::: EXTRACTED ENTRIES

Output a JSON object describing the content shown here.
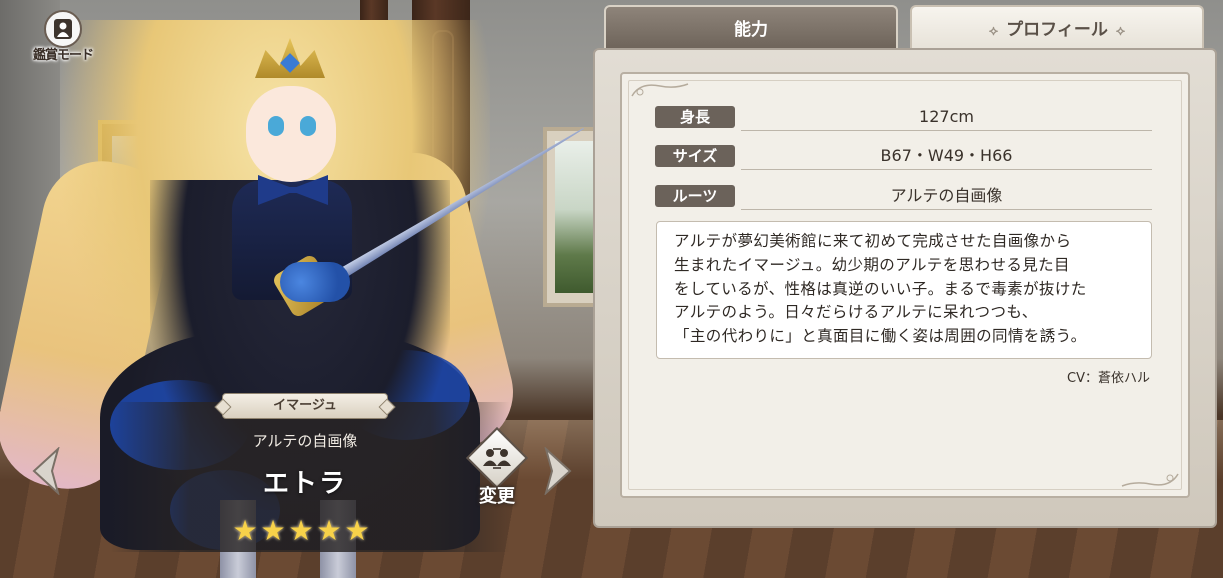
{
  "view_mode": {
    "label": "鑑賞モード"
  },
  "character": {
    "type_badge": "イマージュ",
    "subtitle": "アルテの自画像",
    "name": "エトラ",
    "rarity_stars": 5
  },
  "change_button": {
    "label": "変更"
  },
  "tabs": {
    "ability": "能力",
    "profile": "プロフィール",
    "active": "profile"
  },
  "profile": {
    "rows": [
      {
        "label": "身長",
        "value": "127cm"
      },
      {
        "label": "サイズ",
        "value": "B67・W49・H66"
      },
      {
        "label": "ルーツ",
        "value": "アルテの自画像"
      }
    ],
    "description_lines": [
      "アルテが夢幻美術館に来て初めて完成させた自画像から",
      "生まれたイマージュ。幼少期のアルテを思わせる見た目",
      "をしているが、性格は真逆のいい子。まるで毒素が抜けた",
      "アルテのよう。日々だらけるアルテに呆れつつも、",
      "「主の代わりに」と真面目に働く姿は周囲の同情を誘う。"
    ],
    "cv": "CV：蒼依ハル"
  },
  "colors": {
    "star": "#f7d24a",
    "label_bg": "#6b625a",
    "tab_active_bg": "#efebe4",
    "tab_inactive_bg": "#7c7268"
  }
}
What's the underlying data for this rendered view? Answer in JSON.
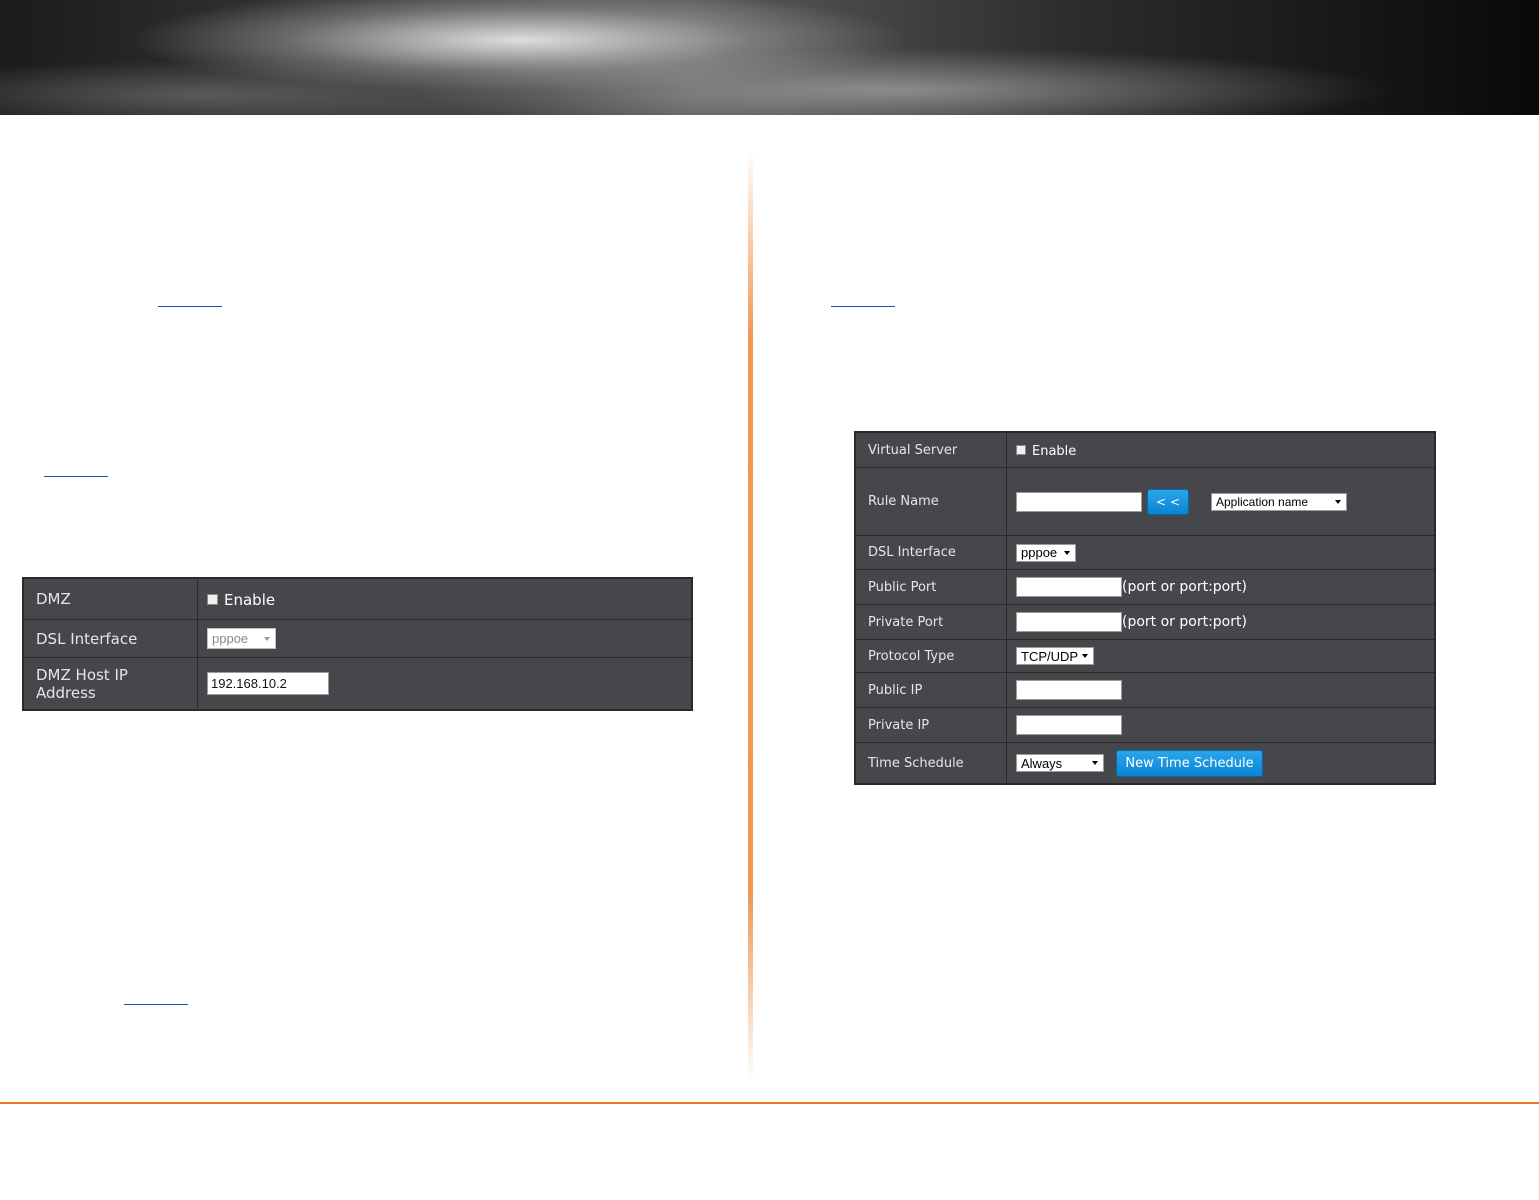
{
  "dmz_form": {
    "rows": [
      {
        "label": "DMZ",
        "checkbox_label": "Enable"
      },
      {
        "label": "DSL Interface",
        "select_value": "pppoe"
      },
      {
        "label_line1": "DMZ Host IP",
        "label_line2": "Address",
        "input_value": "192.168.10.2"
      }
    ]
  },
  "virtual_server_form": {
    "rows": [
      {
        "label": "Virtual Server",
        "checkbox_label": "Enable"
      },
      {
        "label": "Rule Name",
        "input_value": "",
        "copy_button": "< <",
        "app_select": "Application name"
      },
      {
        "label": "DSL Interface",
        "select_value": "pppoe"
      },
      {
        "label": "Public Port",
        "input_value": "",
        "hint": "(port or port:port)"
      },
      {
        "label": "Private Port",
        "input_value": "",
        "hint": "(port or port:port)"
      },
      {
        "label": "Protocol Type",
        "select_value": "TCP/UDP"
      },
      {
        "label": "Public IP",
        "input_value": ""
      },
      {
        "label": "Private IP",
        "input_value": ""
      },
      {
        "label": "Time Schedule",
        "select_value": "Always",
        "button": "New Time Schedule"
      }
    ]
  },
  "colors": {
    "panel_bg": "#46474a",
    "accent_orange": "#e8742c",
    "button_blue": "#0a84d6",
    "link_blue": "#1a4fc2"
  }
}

::::::
::: EXTRACTED ENTRIES

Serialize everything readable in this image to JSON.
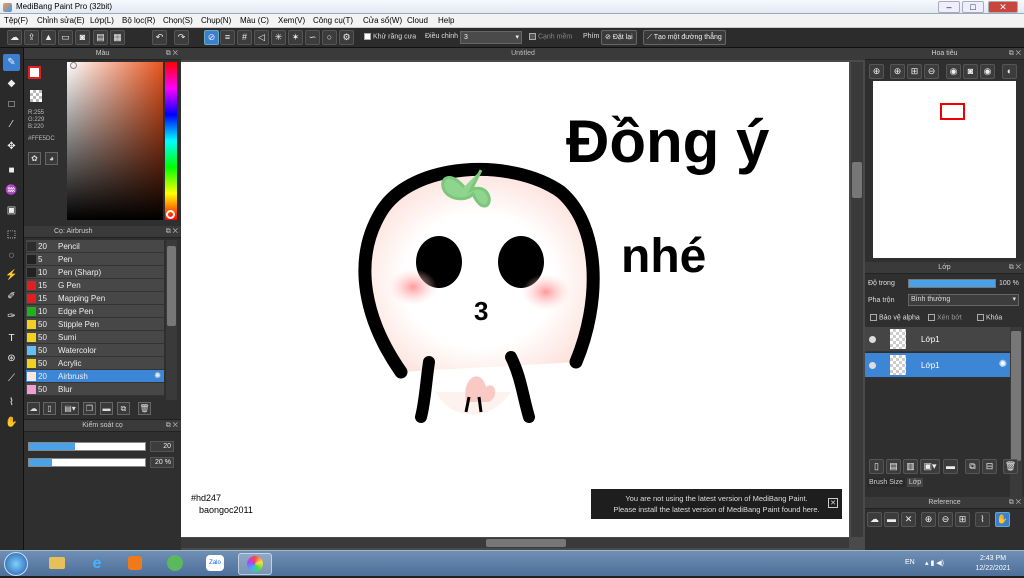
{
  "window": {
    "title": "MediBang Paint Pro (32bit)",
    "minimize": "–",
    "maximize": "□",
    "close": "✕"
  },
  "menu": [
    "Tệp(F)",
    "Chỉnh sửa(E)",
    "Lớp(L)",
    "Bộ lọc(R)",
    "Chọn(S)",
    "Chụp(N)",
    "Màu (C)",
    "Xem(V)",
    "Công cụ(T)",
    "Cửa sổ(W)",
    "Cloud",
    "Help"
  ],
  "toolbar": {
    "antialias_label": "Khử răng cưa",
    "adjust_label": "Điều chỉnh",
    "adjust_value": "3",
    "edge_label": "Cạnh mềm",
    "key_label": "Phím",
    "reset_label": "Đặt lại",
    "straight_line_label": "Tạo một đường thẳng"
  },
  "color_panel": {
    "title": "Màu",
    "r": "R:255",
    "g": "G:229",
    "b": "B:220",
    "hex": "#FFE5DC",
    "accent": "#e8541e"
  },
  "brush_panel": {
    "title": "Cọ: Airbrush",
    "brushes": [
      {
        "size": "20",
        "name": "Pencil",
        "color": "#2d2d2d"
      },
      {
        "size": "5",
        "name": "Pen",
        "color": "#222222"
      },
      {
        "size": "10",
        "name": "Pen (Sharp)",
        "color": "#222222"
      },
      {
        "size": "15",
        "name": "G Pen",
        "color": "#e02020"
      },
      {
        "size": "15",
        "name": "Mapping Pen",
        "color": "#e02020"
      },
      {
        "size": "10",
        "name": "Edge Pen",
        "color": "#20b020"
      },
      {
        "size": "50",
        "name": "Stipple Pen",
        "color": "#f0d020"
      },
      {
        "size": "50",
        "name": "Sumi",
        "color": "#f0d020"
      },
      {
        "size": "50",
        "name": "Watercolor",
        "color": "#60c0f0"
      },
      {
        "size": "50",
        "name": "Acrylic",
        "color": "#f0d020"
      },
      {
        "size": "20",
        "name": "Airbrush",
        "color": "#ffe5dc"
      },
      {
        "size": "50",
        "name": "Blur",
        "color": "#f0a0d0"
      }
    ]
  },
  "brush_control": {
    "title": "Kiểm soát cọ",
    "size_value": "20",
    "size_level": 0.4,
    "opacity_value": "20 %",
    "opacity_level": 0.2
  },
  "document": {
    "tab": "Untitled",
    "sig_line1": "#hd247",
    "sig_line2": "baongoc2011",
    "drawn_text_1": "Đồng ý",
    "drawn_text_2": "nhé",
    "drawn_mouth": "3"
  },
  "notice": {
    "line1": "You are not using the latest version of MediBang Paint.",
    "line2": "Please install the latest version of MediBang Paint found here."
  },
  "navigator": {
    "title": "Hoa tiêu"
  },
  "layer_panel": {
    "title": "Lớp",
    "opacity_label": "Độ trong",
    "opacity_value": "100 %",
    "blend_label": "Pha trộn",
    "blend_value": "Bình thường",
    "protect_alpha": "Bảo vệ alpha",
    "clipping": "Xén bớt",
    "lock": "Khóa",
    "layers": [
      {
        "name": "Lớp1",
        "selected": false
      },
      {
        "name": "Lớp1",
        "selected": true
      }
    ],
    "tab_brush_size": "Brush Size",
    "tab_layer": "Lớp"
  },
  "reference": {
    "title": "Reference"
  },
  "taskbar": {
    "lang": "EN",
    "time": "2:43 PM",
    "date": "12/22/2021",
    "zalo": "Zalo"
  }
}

::::::
::: EXTRACTED ENTRIES

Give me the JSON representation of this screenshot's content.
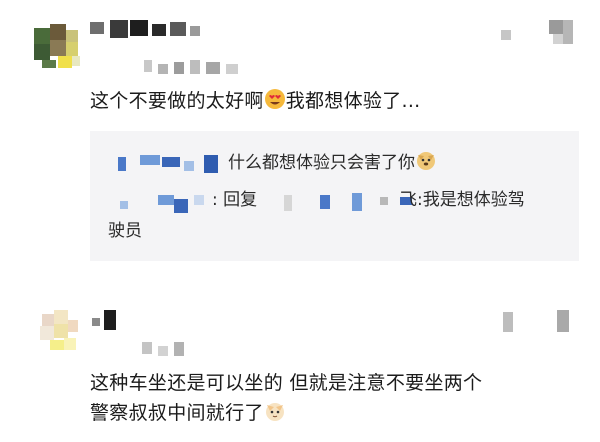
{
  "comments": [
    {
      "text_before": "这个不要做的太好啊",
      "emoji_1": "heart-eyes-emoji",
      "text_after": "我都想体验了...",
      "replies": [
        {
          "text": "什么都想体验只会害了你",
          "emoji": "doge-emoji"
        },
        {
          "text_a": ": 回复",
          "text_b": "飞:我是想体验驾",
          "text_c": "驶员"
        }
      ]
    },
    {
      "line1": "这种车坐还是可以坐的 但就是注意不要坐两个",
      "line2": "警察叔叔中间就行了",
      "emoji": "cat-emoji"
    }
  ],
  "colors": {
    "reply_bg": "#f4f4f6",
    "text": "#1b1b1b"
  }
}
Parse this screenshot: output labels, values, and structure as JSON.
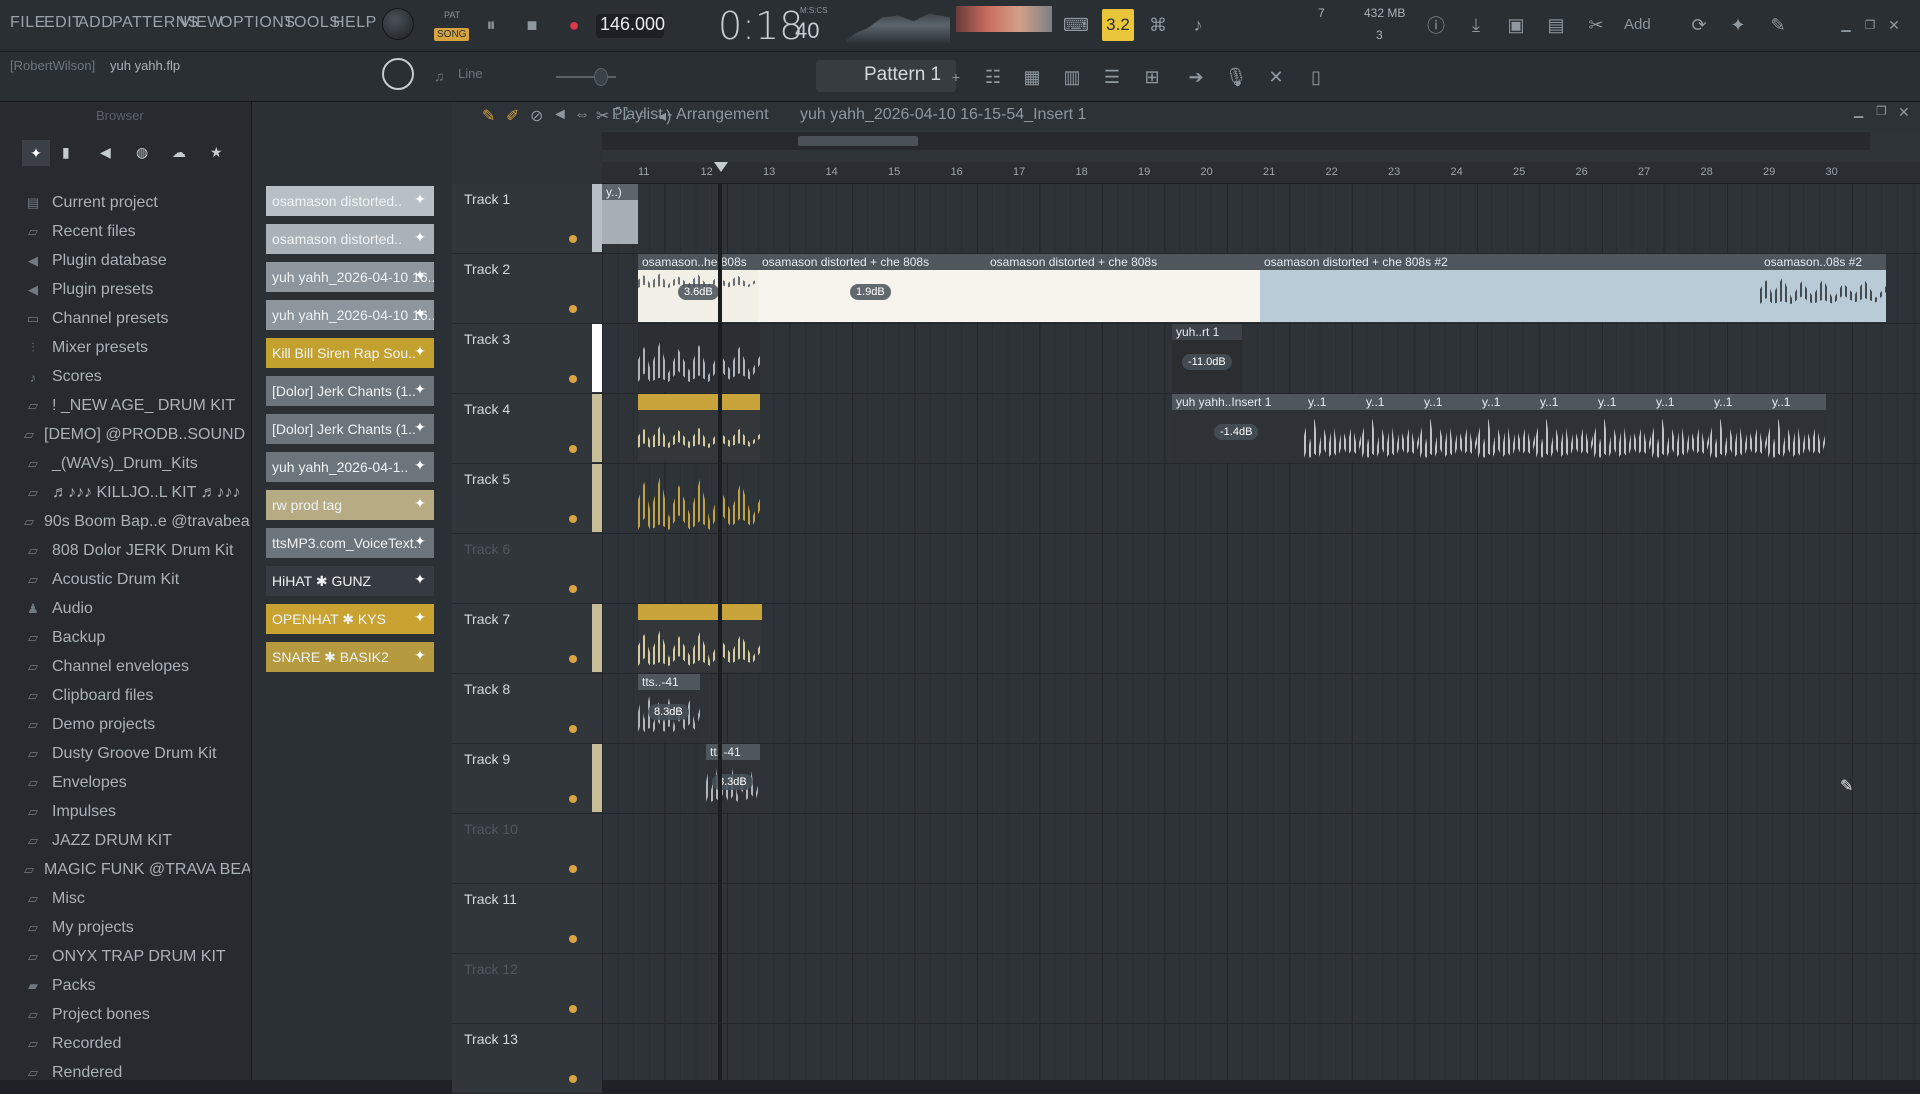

::::::

● **GIVEN PROBLEM**:
Repeat exactly the lines above, from the line that contains "Give me the" down through the line that contains "Parse this screenshot: output". Include both of those lines and none of the pictures.

● **RESPONSE**:
Give me the JSON representation of this screenshot's content.
{
  "comments": [
    {
      "text_before": "这个不要做的太好啊",
      "emoji_1": "heart-eyes-emoji",
      "text_after": "我都想体验了...",
      "replies": [
        {
          "text": "什么都想体验只会害了你",
          "emoji": "doge-emoji"
        },
        {
          "text_a": ": 回复",
          "text_b": "飞:我是想体验驾",
          "text_c": "驶员"
        }
      ]
    },
    {
      "line1": "这种车坐还是可以坐的 但就是注意不要坐两个",
      "line2": "警察叔叔中间就行了",
      "emoji": "cat-emoji"
    }
  ],
  "colors": {
    "reply_bg": "#f4f4f6",
    "text": "#1b1b1b"
  }
}
Parse this screenshot: output labels, values, and structure as JSON.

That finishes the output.